▶ [REQUIRED WORK]
Repeat, without any change, the entries presented below.

══ DATA LINES

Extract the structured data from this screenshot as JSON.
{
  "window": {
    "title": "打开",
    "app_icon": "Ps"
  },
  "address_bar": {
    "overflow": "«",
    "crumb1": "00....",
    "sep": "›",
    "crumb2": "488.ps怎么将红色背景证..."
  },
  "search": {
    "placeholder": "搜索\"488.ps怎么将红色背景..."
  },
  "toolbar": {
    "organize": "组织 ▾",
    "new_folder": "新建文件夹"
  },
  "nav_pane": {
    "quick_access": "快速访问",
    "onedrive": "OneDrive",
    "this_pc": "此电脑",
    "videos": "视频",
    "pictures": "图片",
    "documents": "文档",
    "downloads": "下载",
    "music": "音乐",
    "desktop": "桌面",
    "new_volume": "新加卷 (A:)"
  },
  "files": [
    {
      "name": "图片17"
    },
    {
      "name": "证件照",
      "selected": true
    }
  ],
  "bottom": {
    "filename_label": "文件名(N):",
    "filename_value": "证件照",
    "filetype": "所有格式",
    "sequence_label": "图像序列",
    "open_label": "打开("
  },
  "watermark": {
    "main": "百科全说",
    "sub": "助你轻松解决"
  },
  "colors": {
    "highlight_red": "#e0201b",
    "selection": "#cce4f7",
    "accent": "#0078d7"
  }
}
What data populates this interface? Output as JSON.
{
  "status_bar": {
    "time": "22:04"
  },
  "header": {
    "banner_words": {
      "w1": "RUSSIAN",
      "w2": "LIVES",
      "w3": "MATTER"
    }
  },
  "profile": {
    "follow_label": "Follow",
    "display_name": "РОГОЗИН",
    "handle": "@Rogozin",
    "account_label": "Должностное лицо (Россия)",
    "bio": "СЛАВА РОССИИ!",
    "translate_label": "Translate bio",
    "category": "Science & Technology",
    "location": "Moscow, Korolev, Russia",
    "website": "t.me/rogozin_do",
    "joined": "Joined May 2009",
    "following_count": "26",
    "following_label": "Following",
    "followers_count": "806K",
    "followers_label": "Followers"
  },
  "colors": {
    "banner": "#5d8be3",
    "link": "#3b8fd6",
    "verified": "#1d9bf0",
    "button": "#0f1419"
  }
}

════

▶ [OUTPUT OF THE TASK]
Extract the structured data from this screenshot as JSON.
{
  "window": {
    "title": "打开",
    "app_icon": "Ps"
  },
  "address_bar": {
    "overflow": "«",
    "crumb1": "00....",
    "sep": "›",
    "crumb2": "488.ps怎么将红色背景证..."
  },
  "search": {
    "placeholder": "搜索\"488.ps怎么将红色背景..."
  },
  "toolbar": {
    "organize": "组织 ▾",
    "new_folder": "新建文件夹"
  },
  "nav_pane": {
    "quick_access": "快速访问",
    "onedrive": "OneDrive",
    "this_pc": "此电脑",
    "videos": "视频",
    "pictures": "图片",
    "documents": "文档",
    "downloads": "下载",
    "music": "音乐",
    "desktop": "桌面",
    "new_volume": "新加卷 (A:)"
  },
  "files": [
    {
      "name": "图片17"
    },
    {
      "name": "证件照",
      "selected": true
    }
  ],
  "bottom": {
    "filename_label": "文件名(N):",
    "filename_value": "证件照",
    "filetype": "所有格式",
    "sequence_label": "图像序列",
    "open_label": "打开("
  },
  "watermark": {
    "main": "百科全说",
    "sub": "助你轻松解决"
  },
  "colors": {
    "highlight_red": "#e0201b",
    "selection": "#cce4f7",
    "accent": "#0078d7"
  }
}
What data populates this interface? Output as JSON.
{
  "status_bar": {
    "time": "22:04"
  },
  "header": {
    "banner_words": {
      "w1": "RUSSIAN",
      "w2": "LIVES",
      "w3": "MATTER"
    }
  },
  "profile": {
    "follow_label": "Follow",
    "display_name": "РОГОЗИН",
    "handle": "@Rogozin",
    "account_label": "Должностное лицо (Россия)",
    "bio": "СЛАВА РОССИИ!",
    "translate_label": "Translate bio",
    "category": "Science & Technology",
    "location": "Moscow, Korolev, Russia",
    "website": "t.me/rogozin_do",
    "joined": "Joined May 2009",
    "following_count": "26",
    "following_label": "Following",
    "followers_count": "806K",
    "followers_label": "Followers"
  },
  "colors": {
    "banner": "#5d8be3",
    "link": "#3b8fd6",
    "verified": "#1d9bf0",
    "button": "#0f1419"
  }
}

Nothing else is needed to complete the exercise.